▶ _Data section_:

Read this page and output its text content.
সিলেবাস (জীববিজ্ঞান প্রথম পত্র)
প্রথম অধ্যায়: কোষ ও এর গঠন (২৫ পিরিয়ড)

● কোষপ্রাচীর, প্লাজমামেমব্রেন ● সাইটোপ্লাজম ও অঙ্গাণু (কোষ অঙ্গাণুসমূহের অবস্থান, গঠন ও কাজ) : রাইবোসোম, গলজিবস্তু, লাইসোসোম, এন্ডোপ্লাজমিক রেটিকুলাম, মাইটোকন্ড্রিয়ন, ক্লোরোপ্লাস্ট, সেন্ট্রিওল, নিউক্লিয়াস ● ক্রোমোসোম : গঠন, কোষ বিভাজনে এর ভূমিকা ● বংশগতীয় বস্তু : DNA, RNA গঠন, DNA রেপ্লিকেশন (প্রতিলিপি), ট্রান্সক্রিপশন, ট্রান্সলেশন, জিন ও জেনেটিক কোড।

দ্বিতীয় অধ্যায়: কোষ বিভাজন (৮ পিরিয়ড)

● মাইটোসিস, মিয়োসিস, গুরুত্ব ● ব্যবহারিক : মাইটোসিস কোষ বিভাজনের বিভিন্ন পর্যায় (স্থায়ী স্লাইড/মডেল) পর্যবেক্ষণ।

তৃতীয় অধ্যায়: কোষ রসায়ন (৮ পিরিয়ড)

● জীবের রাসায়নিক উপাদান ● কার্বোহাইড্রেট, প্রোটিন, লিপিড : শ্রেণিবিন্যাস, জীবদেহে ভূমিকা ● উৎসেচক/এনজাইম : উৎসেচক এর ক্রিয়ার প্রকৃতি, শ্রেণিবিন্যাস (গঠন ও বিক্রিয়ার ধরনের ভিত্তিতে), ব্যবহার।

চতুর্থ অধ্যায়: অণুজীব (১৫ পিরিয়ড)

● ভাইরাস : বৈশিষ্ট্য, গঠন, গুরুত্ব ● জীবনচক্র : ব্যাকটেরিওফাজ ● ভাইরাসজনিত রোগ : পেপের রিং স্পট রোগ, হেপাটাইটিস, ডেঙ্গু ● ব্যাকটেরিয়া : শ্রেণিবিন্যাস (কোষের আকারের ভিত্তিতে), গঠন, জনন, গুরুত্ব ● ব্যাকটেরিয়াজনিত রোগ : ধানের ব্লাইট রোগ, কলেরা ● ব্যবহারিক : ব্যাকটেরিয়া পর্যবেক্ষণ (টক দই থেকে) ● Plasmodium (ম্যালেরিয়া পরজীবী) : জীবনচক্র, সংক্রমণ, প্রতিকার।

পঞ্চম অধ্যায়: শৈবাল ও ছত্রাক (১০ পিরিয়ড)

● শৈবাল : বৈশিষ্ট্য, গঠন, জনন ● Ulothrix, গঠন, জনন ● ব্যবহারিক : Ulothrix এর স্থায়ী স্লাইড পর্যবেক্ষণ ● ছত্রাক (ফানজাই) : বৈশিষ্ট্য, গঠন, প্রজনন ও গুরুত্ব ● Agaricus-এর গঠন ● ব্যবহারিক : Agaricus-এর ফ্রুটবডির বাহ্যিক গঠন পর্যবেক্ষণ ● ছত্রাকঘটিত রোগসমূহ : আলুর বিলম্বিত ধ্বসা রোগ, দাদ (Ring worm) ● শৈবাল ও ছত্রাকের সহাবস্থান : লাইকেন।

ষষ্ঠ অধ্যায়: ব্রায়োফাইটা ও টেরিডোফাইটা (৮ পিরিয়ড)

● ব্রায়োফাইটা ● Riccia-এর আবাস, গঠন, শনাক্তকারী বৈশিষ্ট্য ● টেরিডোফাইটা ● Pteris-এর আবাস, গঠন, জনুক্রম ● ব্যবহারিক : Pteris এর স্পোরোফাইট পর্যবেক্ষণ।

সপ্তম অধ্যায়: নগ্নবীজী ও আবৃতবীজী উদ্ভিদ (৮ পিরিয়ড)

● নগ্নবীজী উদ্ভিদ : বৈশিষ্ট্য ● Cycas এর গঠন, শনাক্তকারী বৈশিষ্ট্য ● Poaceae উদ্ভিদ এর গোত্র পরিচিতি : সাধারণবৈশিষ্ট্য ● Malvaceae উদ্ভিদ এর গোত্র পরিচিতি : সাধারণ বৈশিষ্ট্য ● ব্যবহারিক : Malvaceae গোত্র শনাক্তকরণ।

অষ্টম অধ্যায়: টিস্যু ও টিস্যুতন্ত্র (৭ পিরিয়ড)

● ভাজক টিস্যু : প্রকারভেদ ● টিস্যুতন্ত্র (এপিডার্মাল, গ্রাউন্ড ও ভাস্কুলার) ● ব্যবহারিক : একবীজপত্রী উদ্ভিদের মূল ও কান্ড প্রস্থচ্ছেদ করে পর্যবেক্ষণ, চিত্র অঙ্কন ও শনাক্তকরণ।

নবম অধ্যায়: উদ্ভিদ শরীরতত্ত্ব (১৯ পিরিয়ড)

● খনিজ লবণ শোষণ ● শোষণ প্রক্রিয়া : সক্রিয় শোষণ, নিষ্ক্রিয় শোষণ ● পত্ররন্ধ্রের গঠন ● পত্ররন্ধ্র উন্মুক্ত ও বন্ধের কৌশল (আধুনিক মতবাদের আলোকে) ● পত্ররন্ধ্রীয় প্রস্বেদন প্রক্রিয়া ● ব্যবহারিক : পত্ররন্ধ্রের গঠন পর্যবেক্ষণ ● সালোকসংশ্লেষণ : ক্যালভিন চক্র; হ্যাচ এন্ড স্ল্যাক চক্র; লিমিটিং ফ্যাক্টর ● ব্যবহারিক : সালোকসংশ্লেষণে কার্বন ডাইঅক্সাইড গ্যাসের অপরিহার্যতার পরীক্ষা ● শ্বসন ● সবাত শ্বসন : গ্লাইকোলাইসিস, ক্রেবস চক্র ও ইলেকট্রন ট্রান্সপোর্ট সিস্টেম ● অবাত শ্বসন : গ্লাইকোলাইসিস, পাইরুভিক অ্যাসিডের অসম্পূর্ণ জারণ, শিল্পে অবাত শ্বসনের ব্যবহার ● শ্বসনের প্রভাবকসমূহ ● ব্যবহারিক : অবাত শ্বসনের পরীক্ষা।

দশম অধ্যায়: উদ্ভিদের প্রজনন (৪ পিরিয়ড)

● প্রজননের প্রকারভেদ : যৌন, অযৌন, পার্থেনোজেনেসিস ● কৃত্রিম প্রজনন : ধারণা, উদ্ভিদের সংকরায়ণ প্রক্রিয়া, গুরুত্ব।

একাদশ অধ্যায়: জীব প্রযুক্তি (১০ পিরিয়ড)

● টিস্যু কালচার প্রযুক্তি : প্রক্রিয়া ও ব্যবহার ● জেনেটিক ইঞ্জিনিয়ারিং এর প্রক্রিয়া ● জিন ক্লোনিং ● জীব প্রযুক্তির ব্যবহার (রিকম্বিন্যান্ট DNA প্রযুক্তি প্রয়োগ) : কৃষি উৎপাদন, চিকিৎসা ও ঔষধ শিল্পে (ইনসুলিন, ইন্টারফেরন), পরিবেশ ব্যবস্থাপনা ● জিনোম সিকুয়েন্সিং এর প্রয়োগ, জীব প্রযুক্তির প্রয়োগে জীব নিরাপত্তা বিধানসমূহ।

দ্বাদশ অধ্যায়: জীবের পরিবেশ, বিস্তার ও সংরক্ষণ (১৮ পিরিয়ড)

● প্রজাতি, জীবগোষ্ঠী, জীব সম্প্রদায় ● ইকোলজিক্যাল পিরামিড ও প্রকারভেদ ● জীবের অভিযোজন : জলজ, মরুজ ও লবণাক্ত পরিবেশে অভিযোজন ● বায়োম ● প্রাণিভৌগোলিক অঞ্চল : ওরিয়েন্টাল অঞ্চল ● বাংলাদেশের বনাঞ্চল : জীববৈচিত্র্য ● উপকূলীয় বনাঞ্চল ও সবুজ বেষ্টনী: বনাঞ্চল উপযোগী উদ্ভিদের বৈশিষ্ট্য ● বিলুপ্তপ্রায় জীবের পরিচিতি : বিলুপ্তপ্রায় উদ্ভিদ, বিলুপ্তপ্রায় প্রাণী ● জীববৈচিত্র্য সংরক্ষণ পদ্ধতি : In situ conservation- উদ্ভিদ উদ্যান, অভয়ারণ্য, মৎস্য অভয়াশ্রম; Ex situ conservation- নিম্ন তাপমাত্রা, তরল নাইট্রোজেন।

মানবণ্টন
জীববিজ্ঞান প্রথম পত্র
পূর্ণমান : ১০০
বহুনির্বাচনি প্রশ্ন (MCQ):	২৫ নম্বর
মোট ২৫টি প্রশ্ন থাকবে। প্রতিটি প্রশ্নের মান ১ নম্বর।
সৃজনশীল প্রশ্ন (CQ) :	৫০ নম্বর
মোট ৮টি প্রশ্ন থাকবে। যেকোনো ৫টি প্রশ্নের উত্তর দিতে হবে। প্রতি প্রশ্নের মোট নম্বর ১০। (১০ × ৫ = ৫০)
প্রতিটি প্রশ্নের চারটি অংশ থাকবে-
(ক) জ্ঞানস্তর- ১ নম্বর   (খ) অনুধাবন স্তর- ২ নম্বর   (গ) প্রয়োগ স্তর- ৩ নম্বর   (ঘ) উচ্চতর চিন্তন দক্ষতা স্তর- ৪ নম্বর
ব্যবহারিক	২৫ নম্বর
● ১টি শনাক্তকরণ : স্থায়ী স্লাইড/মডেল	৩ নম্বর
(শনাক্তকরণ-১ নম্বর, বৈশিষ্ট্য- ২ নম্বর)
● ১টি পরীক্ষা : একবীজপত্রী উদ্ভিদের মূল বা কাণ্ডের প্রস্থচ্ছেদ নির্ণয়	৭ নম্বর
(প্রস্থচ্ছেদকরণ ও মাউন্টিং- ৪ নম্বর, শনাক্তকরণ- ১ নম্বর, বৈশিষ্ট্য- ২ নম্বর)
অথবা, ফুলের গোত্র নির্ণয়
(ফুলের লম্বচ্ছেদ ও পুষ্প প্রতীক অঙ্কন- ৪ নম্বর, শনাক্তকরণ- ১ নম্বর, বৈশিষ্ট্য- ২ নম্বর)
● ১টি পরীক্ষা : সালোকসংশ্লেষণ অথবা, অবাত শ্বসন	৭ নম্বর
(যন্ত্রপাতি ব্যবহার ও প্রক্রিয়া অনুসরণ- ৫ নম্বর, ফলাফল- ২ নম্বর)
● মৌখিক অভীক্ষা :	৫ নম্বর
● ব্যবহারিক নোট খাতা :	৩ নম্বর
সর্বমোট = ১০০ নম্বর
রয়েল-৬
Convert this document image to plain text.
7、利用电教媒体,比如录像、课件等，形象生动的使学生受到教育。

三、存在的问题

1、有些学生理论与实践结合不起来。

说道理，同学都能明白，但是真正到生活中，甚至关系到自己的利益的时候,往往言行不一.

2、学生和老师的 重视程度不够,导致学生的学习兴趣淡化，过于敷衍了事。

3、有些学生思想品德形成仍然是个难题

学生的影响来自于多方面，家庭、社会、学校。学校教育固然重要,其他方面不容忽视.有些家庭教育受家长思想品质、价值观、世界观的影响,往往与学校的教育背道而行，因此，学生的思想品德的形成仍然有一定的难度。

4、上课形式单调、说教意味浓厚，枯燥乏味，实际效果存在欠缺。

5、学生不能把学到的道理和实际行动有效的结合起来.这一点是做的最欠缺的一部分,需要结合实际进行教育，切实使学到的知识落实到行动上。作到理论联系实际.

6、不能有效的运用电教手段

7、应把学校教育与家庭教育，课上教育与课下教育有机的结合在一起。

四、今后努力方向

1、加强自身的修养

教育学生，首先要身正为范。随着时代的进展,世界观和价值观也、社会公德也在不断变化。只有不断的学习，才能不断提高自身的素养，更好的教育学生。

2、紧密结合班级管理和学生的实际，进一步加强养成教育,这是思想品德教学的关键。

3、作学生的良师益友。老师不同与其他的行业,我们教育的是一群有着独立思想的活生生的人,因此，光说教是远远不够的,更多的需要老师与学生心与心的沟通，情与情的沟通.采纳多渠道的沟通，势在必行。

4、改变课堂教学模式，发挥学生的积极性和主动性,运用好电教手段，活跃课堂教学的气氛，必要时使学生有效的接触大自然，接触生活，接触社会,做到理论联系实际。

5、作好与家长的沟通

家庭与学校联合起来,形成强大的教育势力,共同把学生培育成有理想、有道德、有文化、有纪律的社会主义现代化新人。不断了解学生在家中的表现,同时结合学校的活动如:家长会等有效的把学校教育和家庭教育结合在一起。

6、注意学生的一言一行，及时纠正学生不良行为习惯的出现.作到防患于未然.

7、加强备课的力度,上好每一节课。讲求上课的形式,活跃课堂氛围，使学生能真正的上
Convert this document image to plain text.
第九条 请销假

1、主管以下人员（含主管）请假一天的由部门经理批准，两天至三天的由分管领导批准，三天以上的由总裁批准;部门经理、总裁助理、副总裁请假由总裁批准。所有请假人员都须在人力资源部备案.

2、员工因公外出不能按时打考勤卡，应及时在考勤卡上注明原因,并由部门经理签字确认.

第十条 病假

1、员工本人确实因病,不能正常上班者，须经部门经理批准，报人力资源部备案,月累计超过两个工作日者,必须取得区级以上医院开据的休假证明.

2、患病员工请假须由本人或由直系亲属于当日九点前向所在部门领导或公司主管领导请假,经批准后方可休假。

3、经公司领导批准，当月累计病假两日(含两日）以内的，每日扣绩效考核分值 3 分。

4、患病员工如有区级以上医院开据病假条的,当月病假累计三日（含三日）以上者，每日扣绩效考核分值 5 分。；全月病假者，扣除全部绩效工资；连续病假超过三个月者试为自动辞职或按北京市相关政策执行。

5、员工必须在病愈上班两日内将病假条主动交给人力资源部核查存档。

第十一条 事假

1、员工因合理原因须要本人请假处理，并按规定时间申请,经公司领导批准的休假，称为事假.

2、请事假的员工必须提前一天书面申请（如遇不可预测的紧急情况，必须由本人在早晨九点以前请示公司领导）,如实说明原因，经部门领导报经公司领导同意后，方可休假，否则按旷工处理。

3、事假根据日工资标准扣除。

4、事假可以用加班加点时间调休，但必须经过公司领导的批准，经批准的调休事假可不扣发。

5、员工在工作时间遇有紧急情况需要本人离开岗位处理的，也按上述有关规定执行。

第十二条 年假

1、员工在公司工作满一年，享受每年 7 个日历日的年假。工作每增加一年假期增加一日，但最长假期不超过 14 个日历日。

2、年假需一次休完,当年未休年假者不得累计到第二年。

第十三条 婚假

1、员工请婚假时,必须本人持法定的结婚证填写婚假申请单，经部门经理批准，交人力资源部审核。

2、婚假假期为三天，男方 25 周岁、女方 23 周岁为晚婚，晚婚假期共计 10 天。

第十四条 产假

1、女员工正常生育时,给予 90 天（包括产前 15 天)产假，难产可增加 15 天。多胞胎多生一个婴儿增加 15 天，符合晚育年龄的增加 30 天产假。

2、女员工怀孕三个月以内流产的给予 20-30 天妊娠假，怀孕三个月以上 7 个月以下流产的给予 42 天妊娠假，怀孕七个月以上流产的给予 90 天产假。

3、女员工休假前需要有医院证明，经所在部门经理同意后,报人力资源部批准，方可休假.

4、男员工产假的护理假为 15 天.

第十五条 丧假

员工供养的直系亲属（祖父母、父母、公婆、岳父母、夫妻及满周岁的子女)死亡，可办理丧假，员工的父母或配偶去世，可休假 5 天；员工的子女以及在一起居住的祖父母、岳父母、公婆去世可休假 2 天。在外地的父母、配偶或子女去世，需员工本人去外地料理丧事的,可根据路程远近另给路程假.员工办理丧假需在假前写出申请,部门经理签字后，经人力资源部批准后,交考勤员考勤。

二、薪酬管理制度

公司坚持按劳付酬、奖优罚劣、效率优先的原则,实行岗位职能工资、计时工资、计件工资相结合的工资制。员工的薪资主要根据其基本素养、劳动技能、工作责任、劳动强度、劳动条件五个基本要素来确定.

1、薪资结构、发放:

▶ _Given exercise_: Out of the records, collect only those lines that contain the string "রজনন".

▶ _Complete output_:
● শৈবাল : বৈশিষ্ট্য, গঠন, জনন ● Ulothrix, গঠন, জনন ● ব্যবহারিক : Ulothrix এর স্থায়ী স্লাইড পর্যবেক্ষণ ● ছত্রাক (ফানজাই) : বৈশিষ্ট্য, গঠন, প্রজনন ও গুরুত্ব ● Agaricus-এর গঠন ● ব্যবহারিক : Agaricus-এর ফ্রুটবডির বাহ্যিক গঠন পর্যবেক্ষণ ● ছত্রাকঘটিত রোগসমূহ : আলুর বিলম্বিত ধ্বসা রোগ, দাদ (Ring worm) ● শৈবাল ও ছত্রাকের সহাবস্থান : লাইকেন।
দশম অধ্যায়: উদ্ভিদের প্রজনন (৪ পিরিয়ড)
● প্রজননের প্রকারভেদ : যৌন, অযৌন, পার্থেনোজেনেসিস ● কৃত্রিম প্রজনন : ধারণা, উদ্ভিদের সংকরায়ণ প্রক্রিয়া, গুরুত্ব।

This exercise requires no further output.